REQUEST: Return each line that holds the word "will".

DATASET ROWS:
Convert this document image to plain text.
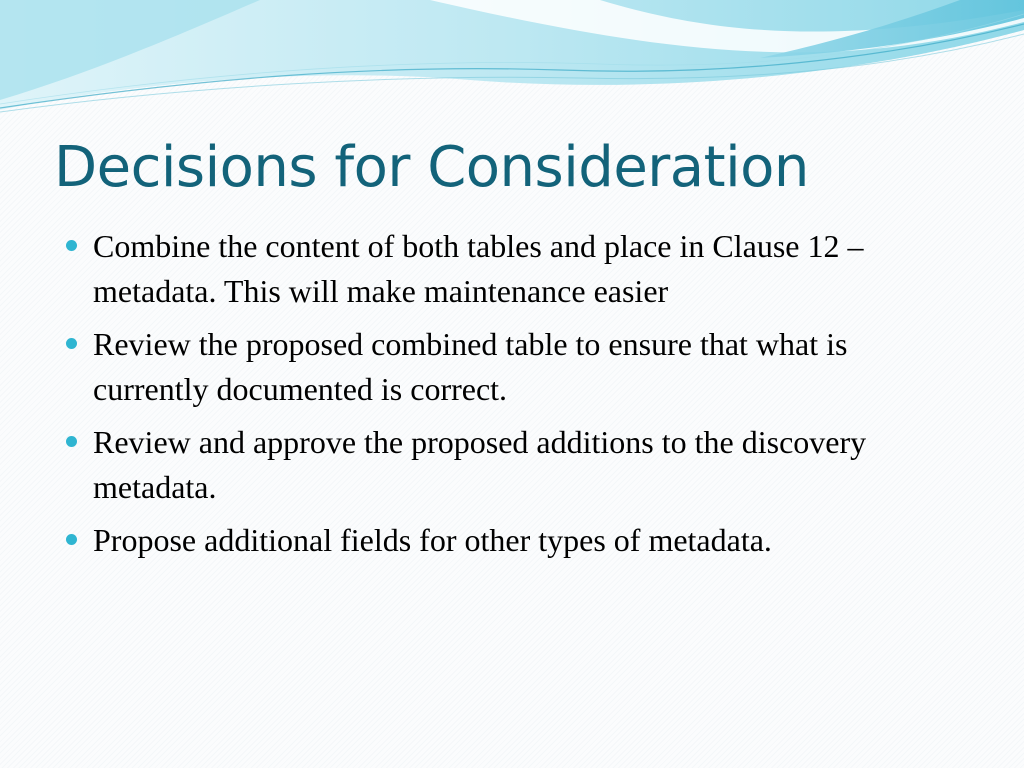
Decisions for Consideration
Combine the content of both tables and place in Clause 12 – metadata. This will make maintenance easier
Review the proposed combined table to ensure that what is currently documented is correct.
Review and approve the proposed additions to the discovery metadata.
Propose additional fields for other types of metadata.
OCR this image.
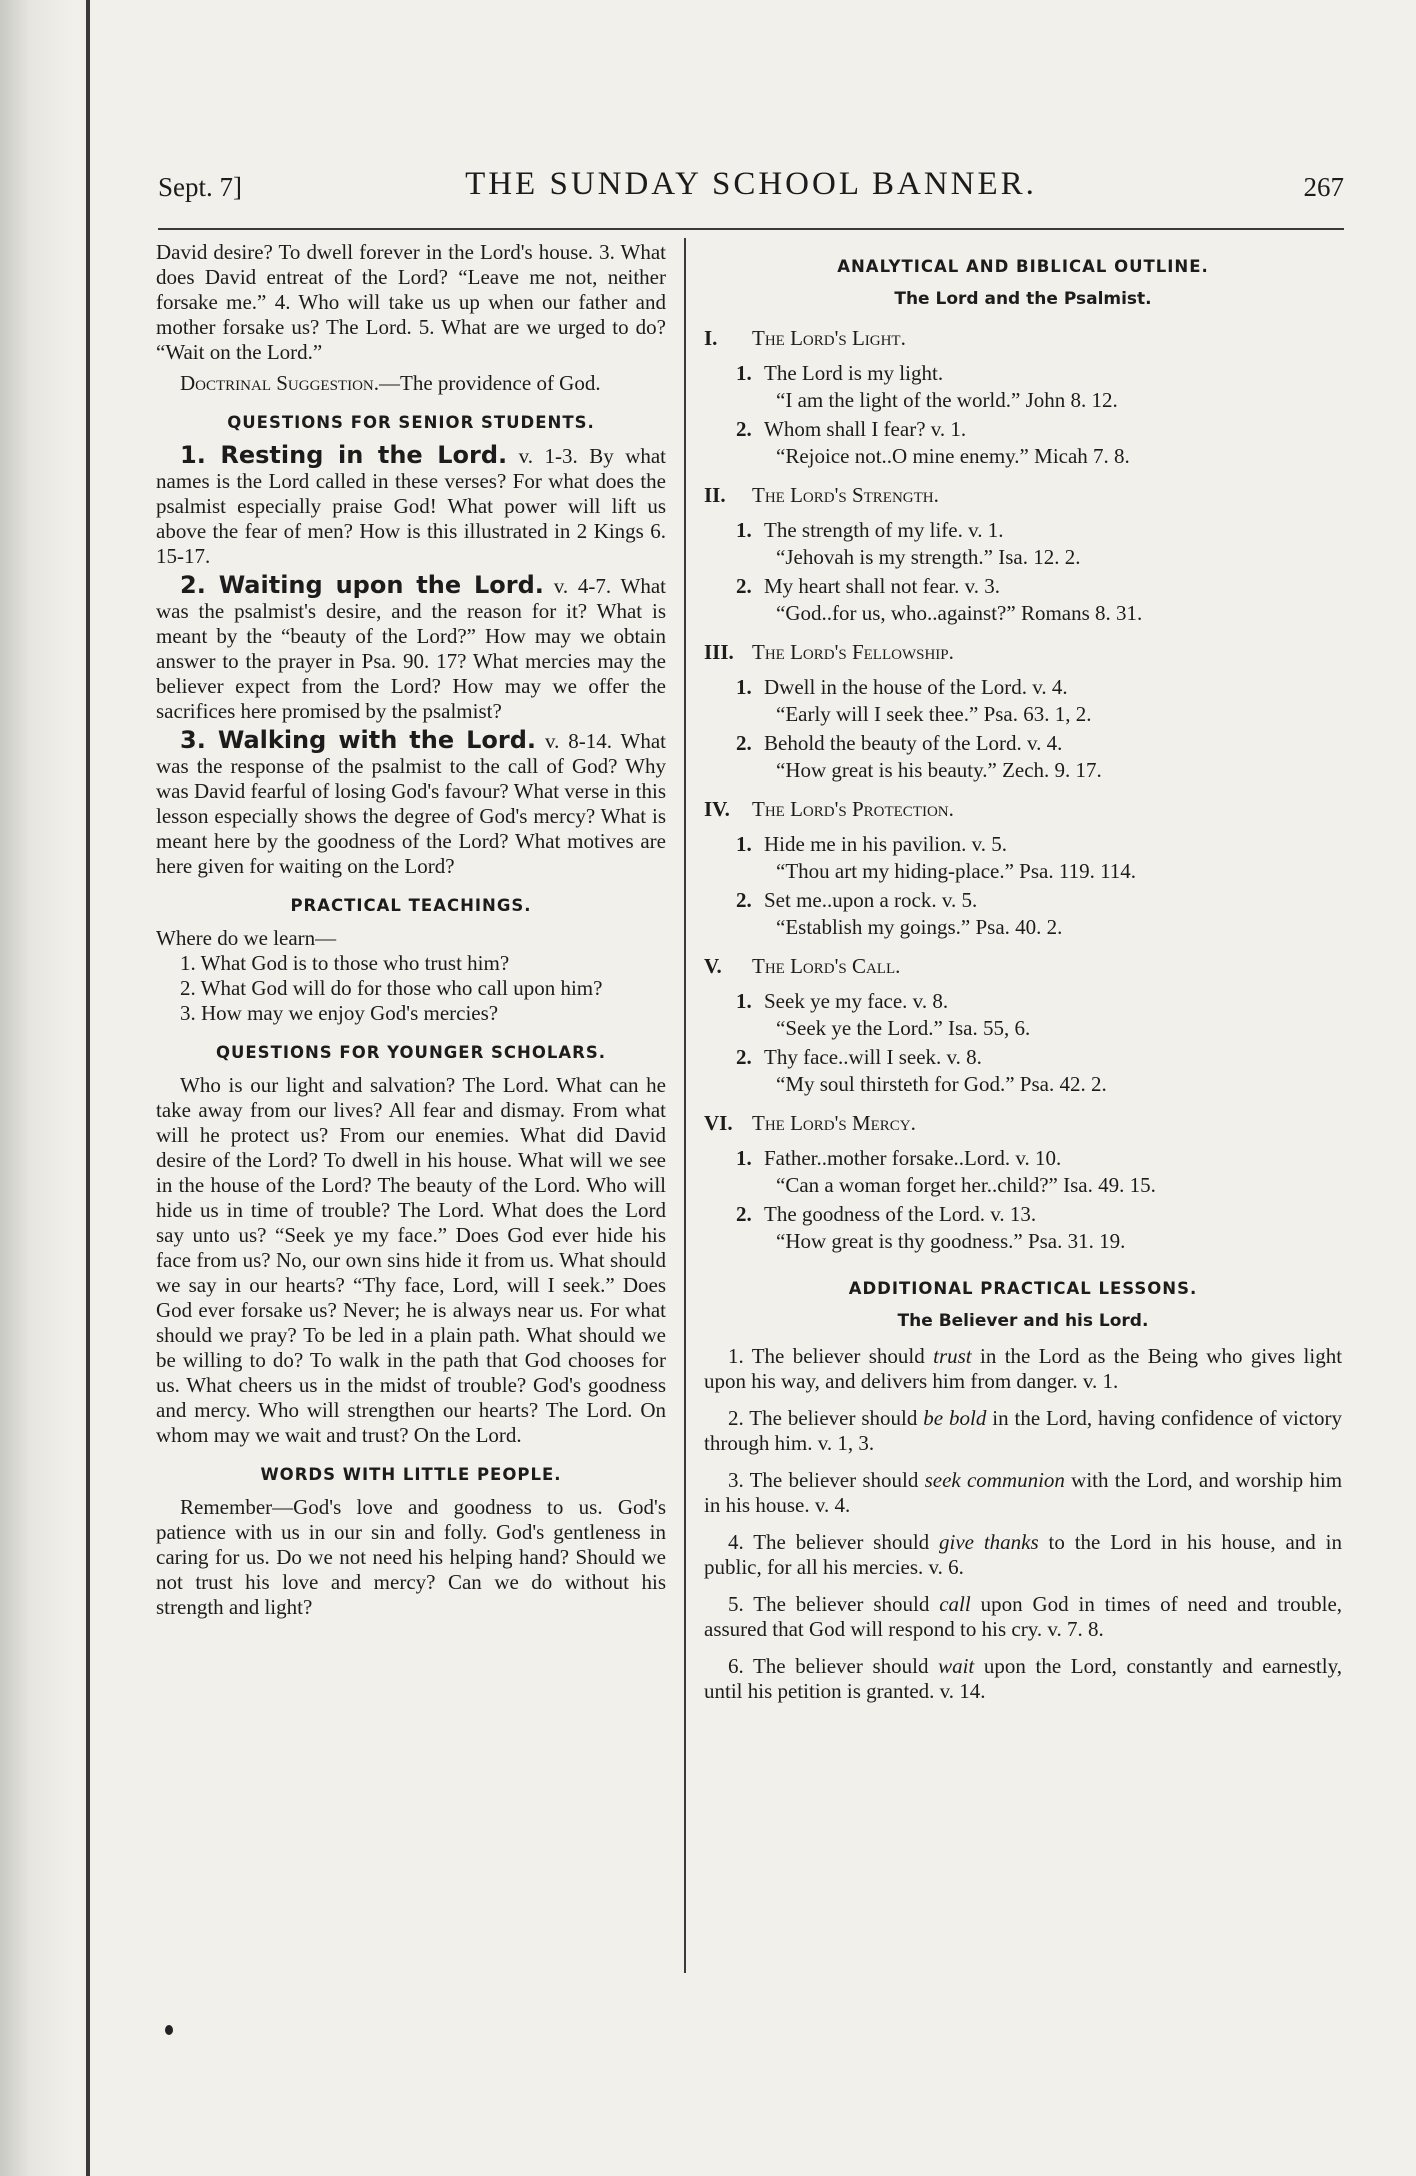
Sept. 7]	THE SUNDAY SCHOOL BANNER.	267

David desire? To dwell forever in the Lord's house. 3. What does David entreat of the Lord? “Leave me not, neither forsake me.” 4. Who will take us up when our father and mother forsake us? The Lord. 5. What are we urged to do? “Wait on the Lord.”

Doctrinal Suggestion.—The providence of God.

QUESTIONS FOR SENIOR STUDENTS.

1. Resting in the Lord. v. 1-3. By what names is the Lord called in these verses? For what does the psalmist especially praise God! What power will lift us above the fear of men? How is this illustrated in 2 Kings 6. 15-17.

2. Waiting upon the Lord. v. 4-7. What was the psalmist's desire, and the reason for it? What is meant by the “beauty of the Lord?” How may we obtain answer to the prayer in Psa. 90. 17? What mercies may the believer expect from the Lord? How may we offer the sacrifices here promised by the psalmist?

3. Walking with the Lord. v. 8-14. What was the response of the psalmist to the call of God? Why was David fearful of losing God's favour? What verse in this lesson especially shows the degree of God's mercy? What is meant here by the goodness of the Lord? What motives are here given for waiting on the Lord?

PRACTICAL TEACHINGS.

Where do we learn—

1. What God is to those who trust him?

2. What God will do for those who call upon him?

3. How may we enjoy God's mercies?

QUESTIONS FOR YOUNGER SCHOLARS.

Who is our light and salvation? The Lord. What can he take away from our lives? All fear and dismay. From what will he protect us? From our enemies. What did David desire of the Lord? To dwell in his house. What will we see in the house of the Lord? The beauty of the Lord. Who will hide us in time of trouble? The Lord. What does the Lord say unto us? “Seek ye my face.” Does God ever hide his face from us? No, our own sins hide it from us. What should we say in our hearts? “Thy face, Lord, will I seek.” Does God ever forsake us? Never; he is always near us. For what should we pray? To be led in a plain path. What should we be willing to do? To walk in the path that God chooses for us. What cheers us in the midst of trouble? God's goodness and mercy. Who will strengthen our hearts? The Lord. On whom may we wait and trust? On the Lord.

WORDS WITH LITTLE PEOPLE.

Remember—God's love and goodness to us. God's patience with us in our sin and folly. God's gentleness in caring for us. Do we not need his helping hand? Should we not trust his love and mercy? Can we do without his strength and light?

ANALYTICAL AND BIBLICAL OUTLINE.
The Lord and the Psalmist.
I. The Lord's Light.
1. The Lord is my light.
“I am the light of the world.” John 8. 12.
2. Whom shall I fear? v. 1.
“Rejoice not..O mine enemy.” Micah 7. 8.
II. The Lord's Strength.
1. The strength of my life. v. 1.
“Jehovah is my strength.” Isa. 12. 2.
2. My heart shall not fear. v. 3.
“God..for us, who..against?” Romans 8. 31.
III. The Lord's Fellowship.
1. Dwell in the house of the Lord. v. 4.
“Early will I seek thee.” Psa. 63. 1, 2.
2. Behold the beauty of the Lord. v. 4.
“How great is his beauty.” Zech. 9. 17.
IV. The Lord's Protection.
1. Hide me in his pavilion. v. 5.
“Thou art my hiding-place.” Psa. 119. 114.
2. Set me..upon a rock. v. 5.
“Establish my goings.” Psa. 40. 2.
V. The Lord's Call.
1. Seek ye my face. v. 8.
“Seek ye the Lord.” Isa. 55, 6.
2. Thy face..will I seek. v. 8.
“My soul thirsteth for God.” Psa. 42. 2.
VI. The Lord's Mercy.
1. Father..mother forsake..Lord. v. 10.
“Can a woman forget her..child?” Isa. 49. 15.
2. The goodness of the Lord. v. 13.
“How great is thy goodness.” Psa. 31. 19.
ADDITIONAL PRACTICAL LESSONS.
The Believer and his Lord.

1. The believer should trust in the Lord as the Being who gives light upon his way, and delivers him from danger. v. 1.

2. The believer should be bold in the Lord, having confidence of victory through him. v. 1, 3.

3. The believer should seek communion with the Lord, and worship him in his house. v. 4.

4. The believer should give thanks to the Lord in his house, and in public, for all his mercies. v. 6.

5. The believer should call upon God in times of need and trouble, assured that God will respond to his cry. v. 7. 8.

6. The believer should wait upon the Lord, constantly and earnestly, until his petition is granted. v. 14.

TASK ANSWER:
Combine the content of both tables and place in Clause 12 – metadata. This will make maintenance easier
David desire? To dwell forever in the Lord's house. 3. What does David entreat of the Lord? “Leave me not, neither forsake me.” 4. Who will take us up when our father and mother forsake us? The Lord. 5. What are we urged to do? “Wait on the Lord.”
1. Resting in the Lord. v. 1-3. By what names is the Lord called in these verses? For what does the psalmist especially praise God! What power will lift us above the fear of men? How is this illustrated in 2 Kings 6. 15-17.
2. What God will do for those who call upon him?
Who is our light and salvation? The Lord. What can he take away from our lives? All fear and dismay. From what will he protect us? From our enemies. What did David desire of the Lord? To dwell in his house. What will we see in the house of the Lord? The beauty of the Lord. Who will hide us in time of trouble? The Lord. What does the Lord say unto us? “Seek ye my face.” Does God ever hide his face from us? No, our own sins hide it from us. What should we say in our hearts? “Thy face, Lord, will I seek.” Does God ever forsake us? Never; he is always near us. For what should we pray? To be led in a plain path. What should we be willing to do? To walk in the path that God chooses for us. What cheers us in the midst of trouble? God's goodness and mercy. Who will strengthen our hearts? The Lord. On whom may we wait and trust? On the Lord.
“Early will I seek thee.” Psa. 63. 1, 2.
2. Thy face..will I seek. v. 8.
5. The believer should call upon God in times of need and trouble, assured that God will respond to his cry. v. 7. 8.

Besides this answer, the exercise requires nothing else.